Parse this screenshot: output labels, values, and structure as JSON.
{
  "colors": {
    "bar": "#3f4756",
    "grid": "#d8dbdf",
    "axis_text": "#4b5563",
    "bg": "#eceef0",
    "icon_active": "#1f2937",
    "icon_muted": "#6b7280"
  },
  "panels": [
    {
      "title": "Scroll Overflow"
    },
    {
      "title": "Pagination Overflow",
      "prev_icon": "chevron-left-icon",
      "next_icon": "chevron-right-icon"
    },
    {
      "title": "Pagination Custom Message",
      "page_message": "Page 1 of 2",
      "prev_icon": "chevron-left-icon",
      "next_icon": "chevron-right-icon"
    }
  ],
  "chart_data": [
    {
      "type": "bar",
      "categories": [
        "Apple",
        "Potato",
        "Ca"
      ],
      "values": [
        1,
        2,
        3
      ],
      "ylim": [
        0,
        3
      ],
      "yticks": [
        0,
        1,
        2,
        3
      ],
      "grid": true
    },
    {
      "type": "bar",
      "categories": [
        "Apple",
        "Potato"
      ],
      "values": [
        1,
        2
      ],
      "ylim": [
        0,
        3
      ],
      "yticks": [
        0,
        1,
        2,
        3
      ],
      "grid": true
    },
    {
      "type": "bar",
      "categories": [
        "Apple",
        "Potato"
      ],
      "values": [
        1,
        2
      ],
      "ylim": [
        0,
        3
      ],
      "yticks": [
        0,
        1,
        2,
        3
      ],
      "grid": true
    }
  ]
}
============
- _Stated task_
Write out all the data again, exactly as it appears.

- _Solved problem_
Parse this screenshot: output labels, values, and structure as JSON.
{
  "colors": {
    "bar": "#3f4756",
    "grid": "#d8dbdf",
    "axis_text": "#4b5563",
    "bg": "#eceef0",
    "icon_active": "#1f2937",
    "icon_muted": "#6b7280"
  },
  "panels": [
    {
      "title": "Scroll Overflow"
    },
    {
      "title": "Pagination Overflow",
      "prev_icon": "chevron-left-icon",
      "next_icon": "chevron-right-icon"
    },
    {
      "title": "Pagination Custom Message",
      "page_message": "Page 1 of 2",
      "prev_icon": "chevron-left-icon",
      "next_icon": "chevron-right-icon"
    }
  ],
  "chart_data": [
    {
      "type": "bar",
      "categories": [
        "Apple",
        "Potato",
        "Ca"
      ],
      "values": [
        1,
        2,
        3
      ],
      "ylim": [
        0,
        3
      ],
      "yticks": [
        0,
        1,
        2,
        3
      ],
      "grid": true
    },
    {
      "type": "bar",
      "categories": [
        "Apple",
        "Potato"
      ],
      "values": [
        1,
        2
      ],
      "ylim": [
        0,
        3
      ],
      "yticks": [
        0,
        1,
        2,
        3
      ],
      "grid": true
    },
    {
      "type": "bar",
      "categories": [
        "Apple",
        "Potato"
      ],
      "values": [
        1,
        2
      ],
      "ylim": [
        0,
        3
      ],
      "yticks": [
        0,
        1,
        2,
        3
      ],
      "grid": true
    }
  ]
}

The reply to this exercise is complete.